## [Problem requirements]
Extract every line that includes the string "运动疗法实训室".

* START Given information *

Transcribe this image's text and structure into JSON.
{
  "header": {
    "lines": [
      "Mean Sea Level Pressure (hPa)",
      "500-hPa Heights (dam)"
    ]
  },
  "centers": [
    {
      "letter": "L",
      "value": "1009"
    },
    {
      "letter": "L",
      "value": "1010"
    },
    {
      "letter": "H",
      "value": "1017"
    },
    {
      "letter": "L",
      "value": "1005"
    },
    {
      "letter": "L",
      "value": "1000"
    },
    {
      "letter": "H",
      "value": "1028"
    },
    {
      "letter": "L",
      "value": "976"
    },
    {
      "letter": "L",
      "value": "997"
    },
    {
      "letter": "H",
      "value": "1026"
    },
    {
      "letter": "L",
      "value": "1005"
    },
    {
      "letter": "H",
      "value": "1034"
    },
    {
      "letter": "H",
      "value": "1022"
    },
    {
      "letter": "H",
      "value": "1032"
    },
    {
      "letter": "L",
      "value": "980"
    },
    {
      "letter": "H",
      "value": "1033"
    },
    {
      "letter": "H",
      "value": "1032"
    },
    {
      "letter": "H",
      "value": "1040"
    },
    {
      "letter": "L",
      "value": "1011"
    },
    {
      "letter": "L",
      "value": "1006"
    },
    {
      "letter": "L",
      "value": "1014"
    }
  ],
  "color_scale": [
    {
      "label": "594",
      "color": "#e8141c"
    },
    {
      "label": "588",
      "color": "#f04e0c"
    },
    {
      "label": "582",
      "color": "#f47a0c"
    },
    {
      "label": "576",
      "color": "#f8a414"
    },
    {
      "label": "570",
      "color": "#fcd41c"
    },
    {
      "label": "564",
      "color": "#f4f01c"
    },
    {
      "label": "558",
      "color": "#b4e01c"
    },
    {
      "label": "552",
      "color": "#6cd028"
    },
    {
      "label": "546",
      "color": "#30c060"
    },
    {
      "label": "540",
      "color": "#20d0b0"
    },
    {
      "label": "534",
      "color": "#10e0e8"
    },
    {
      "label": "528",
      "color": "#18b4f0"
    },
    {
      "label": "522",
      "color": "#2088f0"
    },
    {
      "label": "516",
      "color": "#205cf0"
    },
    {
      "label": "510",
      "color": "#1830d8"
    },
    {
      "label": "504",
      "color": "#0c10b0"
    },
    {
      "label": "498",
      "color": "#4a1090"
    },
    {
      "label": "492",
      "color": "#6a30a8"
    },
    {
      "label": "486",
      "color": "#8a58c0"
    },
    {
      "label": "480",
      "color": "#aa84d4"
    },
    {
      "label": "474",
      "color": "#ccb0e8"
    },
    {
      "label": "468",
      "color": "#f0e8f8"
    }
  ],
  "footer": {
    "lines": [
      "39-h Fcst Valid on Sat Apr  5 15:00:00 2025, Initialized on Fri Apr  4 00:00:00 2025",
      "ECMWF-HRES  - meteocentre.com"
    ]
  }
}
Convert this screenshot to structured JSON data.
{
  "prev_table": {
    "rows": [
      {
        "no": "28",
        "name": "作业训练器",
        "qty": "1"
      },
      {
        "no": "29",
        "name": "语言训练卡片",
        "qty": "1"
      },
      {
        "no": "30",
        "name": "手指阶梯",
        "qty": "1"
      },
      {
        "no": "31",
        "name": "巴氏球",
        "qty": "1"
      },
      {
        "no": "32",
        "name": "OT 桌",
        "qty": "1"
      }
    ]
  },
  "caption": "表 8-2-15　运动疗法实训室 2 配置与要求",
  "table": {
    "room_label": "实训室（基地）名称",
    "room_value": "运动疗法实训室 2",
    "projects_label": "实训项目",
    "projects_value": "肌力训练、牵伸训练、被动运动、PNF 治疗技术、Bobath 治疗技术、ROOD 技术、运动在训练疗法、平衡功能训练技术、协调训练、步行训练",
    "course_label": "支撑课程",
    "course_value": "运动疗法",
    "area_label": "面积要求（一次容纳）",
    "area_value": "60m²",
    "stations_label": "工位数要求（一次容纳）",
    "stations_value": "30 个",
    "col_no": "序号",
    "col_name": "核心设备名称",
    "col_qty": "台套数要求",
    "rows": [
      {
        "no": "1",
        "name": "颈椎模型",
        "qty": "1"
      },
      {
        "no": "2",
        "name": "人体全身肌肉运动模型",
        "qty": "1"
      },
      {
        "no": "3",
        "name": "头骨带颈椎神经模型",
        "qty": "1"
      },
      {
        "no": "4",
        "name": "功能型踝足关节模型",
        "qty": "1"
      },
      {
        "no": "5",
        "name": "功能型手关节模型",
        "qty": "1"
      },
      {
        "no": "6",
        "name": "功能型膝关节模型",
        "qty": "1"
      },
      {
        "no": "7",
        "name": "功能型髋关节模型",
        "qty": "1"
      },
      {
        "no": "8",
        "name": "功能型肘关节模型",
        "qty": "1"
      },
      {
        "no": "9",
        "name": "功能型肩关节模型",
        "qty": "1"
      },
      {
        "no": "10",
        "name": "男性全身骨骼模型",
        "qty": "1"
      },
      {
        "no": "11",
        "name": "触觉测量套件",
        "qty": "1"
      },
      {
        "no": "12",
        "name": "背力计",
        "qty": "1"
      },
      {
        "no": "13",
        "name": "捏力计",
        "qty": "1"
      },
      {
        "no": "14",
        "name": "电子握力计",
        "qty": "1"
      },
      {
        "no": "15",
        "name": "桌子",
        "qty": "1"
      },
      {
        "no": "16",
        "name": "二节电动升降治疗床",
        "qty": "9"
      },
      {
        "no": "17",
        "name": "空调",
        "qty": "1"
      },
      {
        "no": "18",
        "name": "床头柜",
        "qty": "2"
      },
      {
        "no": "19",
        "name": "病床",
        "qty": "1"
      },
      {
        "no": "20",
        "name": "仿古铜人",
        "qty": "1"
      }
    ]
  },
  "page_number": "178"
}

* END Given information *
* START Given information *

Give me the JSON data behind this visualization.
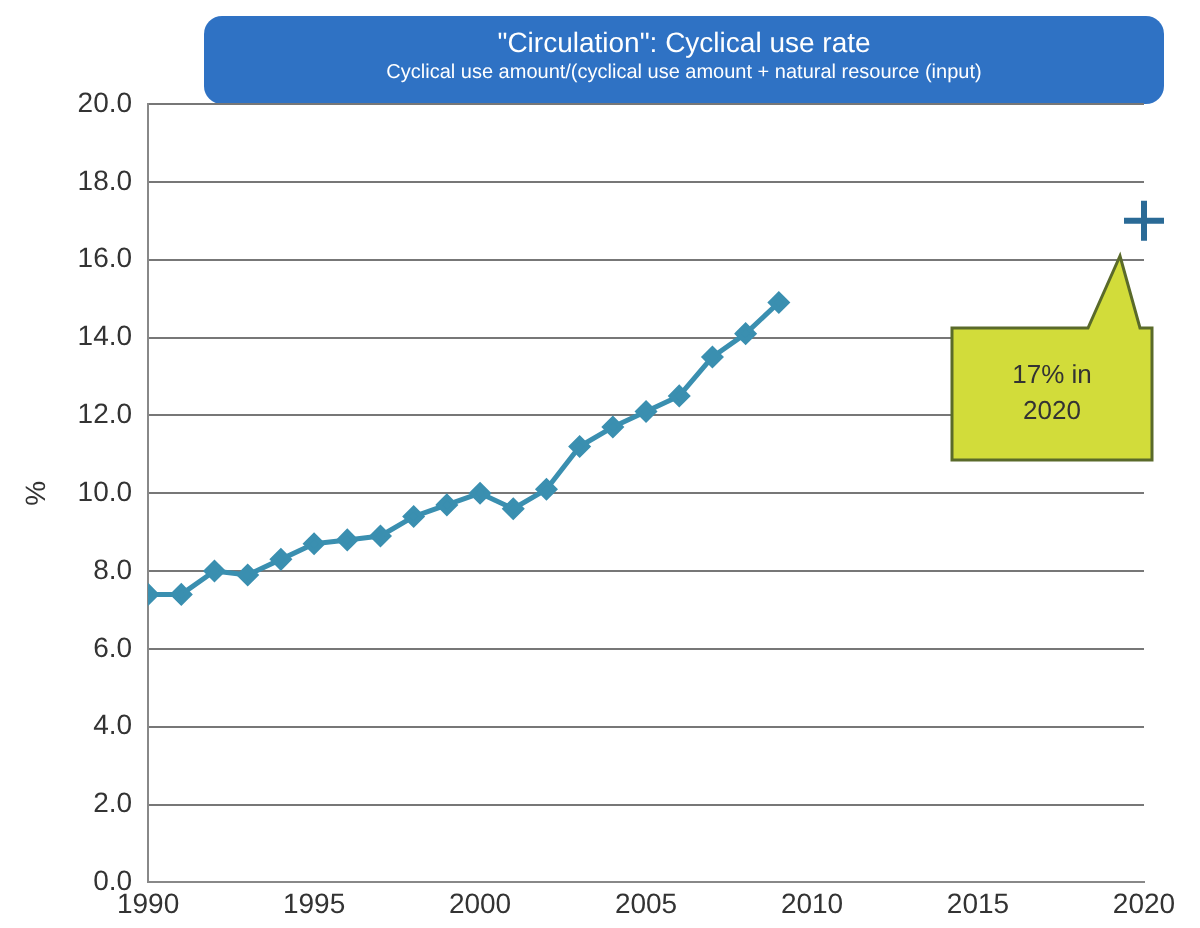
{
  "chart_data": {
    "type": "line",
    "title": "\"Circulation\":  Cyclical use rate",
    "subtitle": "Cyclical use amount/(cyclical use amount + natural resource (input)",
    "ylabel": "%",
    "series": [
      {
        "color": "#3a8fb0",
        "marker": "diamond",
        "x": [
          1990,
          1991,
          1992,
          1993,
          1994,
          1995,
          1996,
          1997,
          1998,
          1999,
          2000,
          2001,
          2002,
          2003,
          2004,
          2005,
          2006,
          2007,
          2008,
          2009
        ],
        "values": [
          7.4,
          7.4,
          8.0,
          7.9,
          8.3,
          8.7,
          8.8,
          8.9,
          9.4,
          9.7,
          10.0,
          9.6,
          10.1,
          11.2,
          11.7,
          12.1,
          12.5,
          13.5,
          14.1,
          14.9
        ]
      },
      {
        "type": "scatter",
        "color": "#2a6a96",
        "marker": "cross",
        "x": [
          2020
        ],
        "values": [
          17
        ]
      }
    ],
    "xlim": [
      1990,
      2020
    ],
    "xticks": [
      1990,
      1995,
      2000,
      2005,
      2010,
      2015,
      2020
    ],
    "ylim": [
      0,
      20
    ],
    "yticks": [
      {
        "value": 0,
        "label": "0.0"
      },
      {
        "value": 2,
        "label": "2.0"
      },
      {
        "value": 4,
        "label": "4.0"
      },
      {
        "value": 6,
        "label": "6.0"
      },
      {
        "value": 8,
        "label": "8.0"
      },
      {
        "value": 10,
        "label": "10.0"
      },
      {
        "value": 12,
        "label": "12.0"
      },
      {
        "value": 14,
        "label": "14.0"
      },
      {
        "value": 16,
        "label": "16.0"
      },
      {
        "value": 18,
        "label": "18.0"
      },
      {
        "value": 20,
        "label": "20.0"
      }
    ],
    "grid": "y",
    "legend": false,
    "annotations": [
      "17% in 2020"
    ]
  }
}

* END Given information *

## [Response]
  "caption": "表 8-2-15　运动疗法实训室 2 配置与要求",
    "room_value": "运动疗法实训室 2",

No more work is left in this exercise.